TASK REQUIREMENTS: Collect all lines from the records below that include the word "líder".

INFORMATION SUPPLIED:
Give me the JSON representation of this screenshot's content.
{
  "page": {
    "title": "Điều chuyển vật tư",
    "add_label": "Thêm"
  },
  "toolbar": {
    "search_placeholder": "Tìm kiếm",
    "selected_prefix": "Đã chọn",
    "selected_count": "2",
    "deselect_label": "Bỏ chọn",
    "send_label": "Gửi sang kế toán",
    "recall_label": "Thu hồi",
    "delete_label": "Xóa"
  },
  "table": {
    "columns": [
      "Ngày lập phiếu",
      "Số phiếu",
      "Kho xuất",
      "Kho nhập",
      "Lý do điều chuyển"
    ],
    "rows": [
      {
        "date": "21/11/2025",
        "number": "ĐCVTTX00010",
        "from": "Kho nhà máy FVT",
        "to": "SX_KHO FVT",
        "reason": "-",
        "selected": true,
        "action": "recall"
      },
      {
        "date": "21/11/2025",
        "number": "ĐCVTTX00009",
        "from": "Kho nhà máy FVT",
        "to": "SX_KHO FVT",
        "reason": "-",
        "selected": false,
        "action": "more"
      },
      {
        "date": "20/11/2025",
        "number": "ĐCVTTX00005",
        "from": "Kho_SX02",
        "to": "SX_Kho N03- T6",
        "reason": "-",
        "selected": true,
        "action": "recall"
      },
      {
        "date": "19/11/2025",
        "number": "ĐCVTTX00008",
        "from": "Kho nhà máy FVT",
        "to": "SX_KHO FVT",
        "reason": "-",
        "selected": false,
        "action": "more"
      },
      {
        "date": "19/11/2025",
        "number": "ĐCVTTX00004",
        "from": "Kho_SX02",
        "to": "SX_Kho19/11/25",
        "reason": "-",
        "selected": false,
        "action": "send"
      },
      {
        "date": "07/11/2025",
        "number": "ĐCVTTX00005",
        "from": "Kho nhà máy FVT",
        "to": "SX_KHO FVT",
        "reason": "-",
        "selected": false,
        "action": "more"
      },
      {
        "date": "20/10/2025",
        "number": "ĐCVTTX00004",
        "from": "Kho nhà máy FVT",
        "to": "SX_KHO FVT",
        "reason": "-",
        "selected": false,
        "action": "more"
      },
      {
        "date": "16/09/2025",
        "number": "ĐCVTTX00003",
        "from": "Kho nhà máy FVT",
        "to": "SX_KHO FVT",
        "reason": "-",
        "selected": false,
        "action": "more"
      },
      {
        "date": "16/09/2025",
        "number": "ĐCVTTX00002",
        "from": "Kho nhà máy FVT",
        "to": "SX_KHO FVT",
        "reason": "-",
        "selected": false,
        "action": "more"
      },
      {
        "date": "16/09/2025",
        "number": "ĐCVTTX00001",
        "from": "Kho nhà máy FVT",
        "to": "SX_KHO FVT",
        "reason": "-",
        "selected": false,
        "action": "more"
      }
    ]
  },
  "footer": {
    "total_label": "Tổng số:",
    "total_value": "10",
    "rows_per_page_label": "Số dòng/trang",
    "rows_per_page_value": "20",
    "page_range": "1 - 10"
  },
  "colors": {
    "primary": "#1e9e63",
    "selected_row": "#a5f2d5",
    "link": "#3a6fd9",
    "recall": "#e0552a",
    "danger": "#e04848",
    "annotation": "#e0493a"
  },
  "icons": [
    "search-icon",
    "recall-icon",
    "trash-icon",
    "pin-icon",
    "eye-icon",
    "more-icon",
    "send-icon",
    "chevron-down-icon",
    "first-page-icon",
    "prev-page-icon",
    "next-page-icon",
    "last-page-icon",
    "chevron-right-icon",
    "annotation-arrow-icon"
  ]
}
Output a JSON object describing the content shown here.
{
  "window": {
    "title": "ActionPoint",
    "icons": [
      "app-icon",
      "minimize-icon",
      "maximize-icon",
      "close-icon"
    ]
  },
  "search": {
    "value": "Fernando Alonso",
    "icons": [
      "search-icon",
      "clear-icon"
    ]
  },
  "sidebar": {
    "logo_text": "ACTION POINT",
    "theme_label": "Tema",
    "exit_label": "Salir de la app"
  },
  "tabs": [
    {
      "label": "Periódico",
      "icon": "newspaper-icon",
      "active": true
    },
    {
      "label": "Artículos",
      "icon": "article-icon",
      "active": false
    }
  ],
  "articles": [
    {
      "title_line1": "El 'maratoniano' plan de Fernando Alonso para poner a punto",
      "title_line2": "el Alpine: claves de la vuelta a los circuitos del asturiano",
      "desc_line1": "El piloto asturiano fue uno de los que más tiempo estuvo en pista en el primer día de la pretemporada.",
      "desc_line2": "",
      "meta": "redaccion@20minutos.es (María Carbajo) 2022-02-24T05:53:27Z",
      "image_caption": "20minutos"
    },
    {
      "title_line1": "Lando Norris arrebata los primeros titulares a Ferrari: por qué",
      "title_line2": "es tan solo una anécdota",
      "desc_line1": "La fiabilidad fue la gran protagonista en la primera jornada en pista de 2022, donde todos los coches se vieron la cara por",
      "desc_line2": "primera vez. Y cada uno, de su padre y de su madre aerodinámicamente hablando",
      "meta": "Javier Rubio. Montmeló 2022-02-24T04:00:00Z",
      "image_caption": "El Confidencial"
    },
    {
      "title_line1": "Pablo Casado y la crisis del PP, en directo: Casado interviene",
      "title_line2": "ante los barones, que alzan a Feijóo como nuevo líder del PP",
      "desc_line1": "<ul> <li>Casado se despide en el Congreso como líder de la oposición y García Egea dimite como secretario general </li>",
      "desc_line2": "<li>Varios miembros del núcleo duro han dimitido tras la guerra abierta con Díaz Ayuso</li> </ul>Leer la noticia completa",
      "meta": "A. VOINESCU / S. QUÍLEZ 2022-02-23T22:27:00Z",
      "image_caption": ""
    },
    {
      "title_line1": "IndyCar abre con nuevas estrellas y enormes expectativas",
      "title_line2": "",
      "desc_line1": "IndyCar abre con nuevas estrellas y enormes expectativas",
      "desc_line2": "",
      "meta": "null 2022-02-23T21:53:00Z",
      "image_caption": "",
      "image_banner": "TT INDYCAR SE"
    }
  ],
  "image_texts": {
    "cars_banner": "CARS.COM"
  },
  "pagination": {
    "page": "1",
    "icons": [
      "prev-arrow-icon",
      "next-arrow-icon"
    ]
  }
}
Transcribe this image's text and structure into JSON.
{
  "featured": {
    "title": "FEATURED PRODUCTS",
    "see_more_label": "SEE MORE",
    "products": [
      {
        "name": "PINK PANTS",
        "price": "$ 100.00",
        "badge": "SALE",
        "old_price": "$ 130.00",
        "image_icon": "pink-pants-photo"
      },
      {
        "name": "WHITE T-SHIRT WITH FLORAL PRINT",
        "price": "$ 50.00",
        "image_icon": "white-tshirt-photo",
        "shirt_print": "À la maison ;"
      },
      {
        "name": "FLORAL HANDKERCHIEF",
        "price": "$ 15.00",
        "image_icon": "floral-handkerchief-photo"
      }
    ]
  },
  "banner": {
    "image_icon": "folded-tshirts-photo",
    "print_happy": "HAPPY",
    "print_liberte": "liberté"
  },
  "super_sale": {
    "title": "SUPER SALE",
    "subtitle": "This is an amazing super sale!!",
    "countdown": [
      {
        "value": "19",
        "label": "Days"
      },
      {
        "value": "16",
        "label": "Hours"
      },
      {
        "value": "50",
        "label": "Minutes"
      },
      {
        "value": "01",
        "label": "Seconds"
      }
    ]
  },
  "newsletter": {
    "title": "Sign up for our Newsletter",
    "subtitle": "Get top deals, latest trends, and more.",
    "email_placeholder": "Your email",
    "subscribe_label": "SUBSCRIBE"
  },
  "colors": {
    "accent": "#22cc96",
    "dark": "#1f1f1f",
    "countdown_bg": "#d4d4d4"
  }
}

TASK SOLUTION:
      "title_line2": "ante los barones, que alzan a Feijóo como nuevo líder del PP",
      "desc_line1": "<ul> <li>Casado se despide en el Congreso como líder de la oposición y García Egea dimite como secretario general </li>",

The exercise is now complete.